**Exercise aim**
Repeat the records word for word, excluding any picture.

**Listed records**
────────────────
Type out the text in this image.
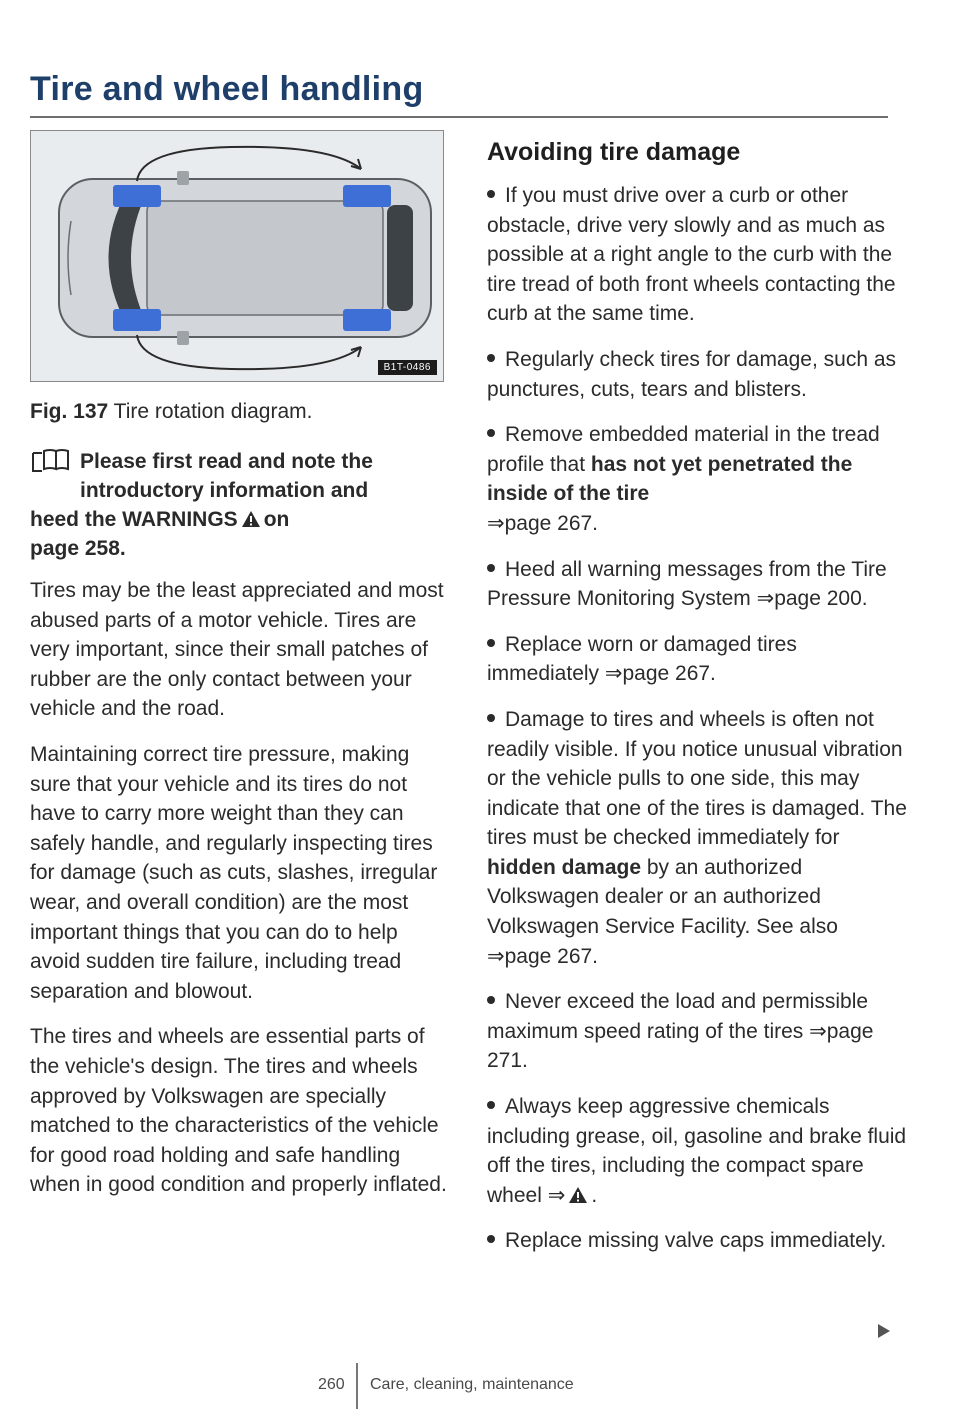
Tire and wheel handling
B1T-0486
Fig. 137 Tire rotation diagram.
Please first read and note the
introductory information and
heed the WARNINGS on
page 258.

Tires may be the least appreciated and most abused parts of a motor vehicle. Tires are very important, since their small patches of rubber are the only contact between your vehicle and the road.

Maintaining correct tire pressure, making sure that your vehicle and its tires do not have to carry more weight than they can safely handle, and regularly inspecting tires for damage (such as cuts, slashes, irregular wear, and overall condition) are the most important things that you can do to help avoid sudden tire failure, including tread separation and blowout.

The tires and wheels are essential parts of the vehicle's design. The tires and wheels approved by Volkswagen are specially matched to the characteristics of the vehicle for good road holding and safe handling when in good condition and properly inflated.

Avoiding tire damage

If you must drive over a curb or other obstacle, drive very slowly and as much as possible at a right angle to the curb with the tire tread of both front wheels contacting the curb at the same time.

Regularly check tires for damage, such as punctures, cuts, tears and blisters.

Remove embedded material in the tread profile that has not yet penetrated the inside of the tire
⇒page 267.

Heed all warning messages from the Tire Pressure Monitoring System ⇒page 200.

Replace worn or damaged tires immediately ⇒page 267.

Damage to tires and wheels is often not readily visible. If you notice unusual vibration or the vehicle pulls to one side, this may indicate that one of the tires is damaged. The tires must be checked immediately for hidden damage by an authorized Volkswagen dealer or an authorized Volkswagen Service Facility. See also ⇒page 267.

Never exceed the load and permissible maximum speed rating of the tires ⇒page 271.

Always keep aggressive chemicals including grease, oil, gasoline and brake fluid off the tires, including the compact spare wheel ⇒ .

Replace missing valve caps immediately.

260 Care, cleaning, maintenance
────────────────
**Written solution**
Type out the text in this image.
Tire and wheel handling
B1T-0486
Fig. 137 Tire rotation diagram.
Please first read and note the
introductory information and
heed the WARNINGS on
page 258.

Tires may be the least appreciated and most abused parts of a motor vehicle. Tires are very important, since their small patches of rubber are the only contact between your vehicle and the road.

Maintaining correct tire pressure, making sure that your vehicle and its tires do not have to carry more weight than they can safely handle, and regularly inspecting tires for damage (such as cuts, slashes, irregular wear, and overall condition) are the most important things that you can do to help avoid sudden tire failure, including tread separation and blowout.

The tires and wheels are essential parts of the vehicle's design. The tires and wheels approved by Volkswagen are specially matched to the characteristics of the vehicle for good road holding and safe handling when in good condition and properly inflated.

Avoiding tire damage

If you must drive over a curb or other obstacle, drive very slowly and as much as possible at a right angle to the curb with the tire tread of both front wheels contacting the curb at the same time.

Regularly check tires for damage, such as punctures, cuts, tears and blisters.

Remove embedded material in the tread profile that has not yet penetrated the inside of the tire
⇒page 267.

Heed all warning messages from the Tire Pressure Monitoring System ⇒page 200.

Replace worn or damaged tires immediately ⇒page 267.

Damage to tires and wheels is often not readily visible. If you notice unusual vibration or the vehicle pulls to one side, this may indicate that one of the tires is damaged. The tires must be checked immediately for hidden damage by an authorized Volkswagen dealer or an authorized Volkswagen Service Facility. See also ⇒page 267.

Never exceed the load and permissible maximum speed rating of the tires ⇒page 271.

Always keep aggressive chemicals including grease, oil, gasoline and brake fluid off the tires, including the compact spare wheel ⇒ .

Replace missing valve caps immediately.

260 Care, cleaning, maintenance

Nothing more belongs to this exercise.